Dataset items
──────

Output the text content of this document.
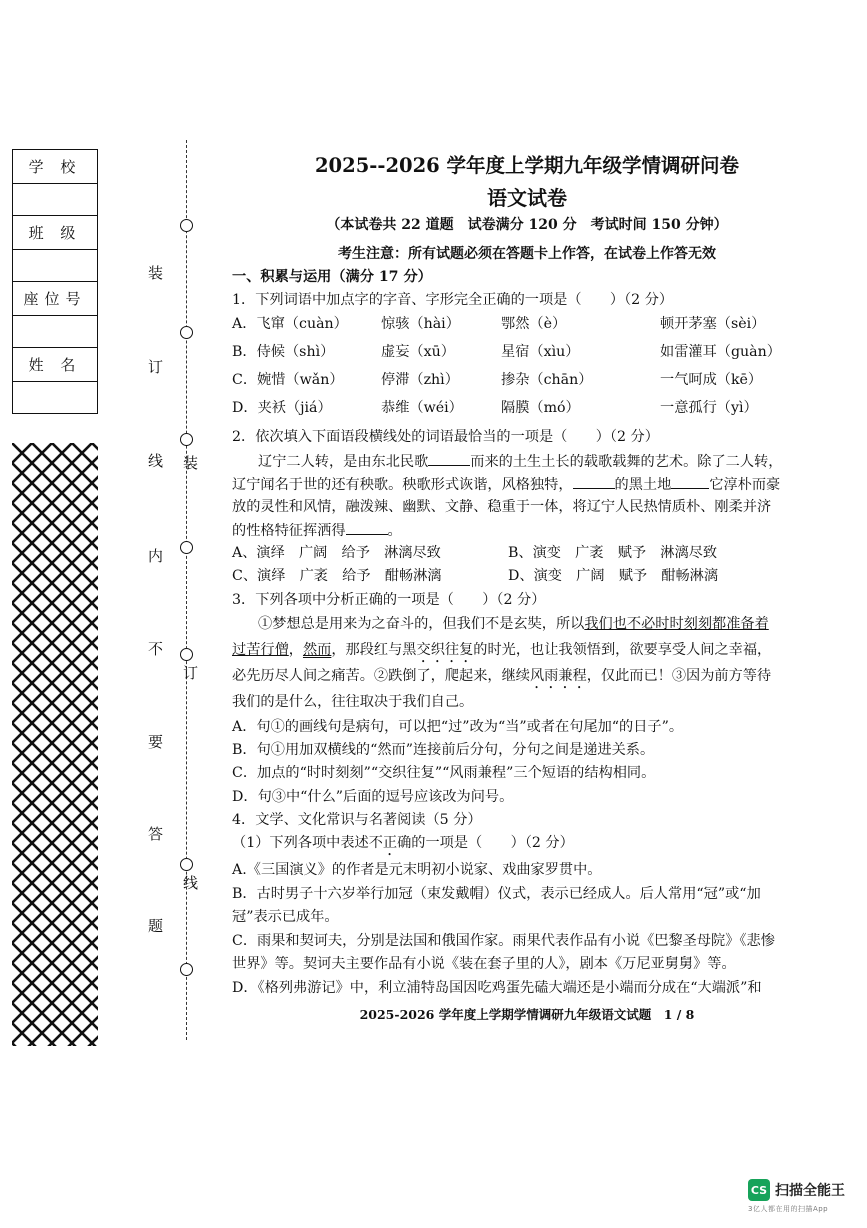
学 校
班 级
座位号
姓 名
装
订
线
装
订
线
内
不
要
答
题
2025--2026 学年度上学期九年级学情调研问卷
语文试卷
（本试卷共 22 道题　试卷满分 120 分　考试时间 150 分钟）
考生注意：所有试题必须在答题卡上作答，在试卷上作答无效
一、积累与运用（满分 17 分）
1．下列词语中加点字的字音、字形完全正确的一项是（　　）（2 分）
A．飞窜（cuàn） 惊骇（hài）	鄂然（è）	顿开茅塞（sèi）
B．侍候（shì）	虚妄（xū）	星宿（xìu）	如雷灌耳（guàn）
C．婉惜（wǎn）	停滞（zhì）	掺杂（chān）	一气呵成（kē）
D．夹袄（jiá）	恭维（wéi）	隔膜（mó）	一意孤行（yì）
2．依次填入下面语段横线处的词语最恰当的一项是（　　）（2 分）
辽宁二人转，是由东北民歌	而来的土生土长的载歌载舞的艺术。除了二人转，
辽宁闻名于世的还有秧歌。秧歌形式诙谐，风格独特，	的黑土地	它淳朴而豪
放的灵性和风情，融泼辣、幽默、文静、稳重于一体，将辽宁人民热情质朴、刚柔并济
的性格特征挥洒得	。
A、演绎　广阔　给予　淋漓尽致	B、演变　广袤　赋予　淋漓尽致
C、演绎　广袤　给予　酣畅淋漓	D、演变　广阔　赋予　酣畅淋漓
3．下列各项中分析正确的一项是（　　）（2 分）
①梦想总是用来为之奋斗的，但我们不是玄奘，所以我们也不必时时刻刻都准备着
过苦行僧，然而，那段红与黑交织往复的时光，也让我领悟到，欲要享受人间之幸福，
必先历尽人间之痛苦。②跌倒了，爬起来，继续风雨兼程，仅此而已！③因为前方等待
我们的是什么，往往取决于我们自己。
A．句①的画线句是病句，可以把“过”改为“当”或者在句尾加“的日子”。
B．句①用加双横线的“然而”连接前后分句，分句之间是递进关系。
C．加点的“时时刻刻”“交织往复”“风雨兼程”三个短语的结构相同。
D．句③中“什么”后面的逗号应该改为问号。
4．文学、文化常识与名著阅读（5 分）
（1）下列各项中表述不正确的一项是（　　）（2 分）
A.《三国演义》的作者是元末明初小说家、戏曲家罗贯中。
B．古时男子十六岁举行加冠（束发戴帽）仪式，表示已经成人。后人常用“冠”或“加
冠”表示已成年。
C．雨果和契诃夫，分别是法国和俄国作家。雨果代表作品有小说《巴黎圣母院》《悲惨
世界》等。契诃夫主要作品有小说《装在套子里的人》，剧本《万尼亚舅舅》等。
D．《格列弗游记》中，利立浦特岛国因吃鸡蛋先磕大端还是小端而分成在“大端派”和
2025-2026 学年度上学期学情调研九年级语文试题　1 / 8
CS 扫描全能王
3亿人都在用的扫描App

──────

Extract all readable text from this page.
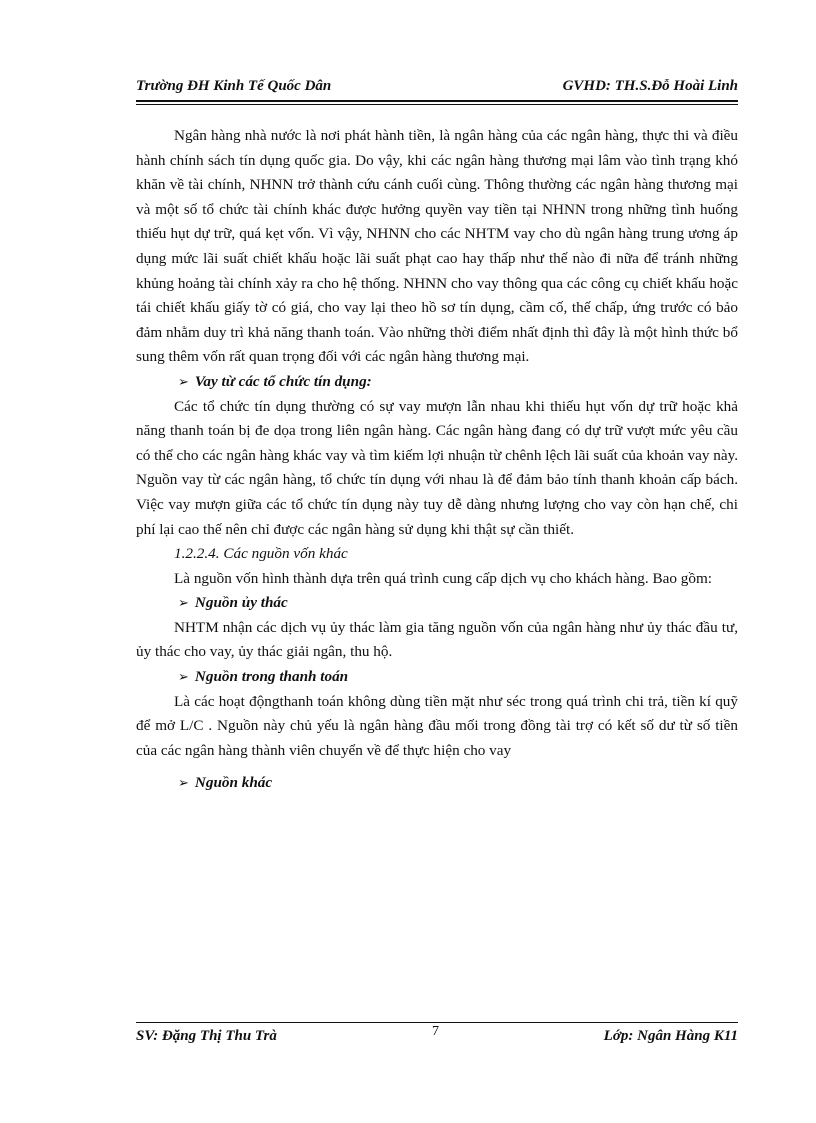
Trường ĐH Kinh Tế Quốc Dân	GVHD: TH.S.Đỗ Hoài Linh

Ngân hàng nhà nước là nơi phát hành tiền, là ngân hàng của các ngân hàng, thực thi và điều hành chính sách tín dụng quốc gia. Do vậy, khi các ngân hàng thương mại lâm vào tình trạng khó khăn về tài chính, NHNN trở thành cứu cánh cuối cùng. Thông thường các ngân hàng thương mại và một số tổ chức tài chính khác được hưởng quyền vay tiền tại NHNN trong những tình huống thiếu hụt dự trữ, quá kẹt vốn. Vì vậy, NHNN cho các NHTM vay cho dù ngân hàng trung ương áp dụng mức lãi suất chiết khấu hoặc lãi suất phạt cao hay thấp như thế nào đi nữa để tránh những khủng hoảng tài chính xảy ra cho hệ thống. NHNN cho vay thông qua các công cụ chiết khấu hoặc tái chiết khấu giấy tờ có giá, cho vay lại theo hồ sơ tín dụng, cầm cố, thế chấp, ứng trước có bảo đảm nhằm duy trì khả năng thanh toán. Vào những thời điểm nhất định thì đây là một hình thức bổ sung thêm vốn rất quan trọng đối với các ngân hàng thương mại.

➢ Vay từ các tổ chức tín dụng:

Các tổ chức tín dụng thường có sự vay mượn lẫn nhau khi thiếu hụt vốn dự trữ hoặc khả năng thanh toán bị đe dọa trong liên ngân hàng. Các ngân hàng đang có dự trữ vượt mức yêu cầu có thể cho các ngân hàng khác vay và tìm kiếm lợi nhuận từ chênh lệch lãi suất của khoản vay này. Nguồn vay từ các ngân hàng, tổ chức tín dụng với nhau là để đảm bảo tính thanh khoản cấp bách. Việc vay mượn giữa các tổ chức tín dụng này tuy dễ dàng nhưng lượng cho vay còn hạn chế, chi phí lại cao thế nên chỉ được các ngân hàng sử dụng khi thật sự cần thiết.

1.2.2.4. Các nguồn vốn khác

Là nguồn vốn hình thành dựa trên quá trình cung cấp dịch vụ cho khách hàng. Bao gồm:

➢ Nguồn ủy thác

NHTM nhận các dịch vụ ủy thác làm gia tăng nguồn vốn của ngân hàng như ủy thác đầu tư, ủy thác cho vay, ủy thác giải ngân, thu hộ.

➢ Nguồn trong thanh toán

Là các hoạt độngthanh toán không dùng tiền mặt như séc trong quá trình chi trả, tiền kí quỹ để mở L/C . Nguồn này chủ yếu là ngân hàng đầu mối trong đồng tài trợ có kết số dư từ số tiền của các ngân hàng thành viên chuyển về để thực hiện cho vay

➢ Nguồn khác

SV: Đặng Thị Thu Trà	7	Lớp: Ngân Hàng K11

──────

(WHAT THIS TASK INVOLVES)
Your task is to collect every line above that contains the word "trình".

(EXERCISE ANSWER)
Là nguồn vốn hình thành dựa trên quá trình cung cấp dịch vụ cho khách hàng. Bao gồm:
Là các hoạt độngthanh toán không dùng tiền mặt như séc trong quá trình chi trả, tiền kí quỹ để mở L/C . Nguồn này chủ yếu là ngân hàng đầu mối trong đồng tài trợ có kết số dư từ số tiền của các ngân hàng thành viên chuyển về để thực hiện cho vay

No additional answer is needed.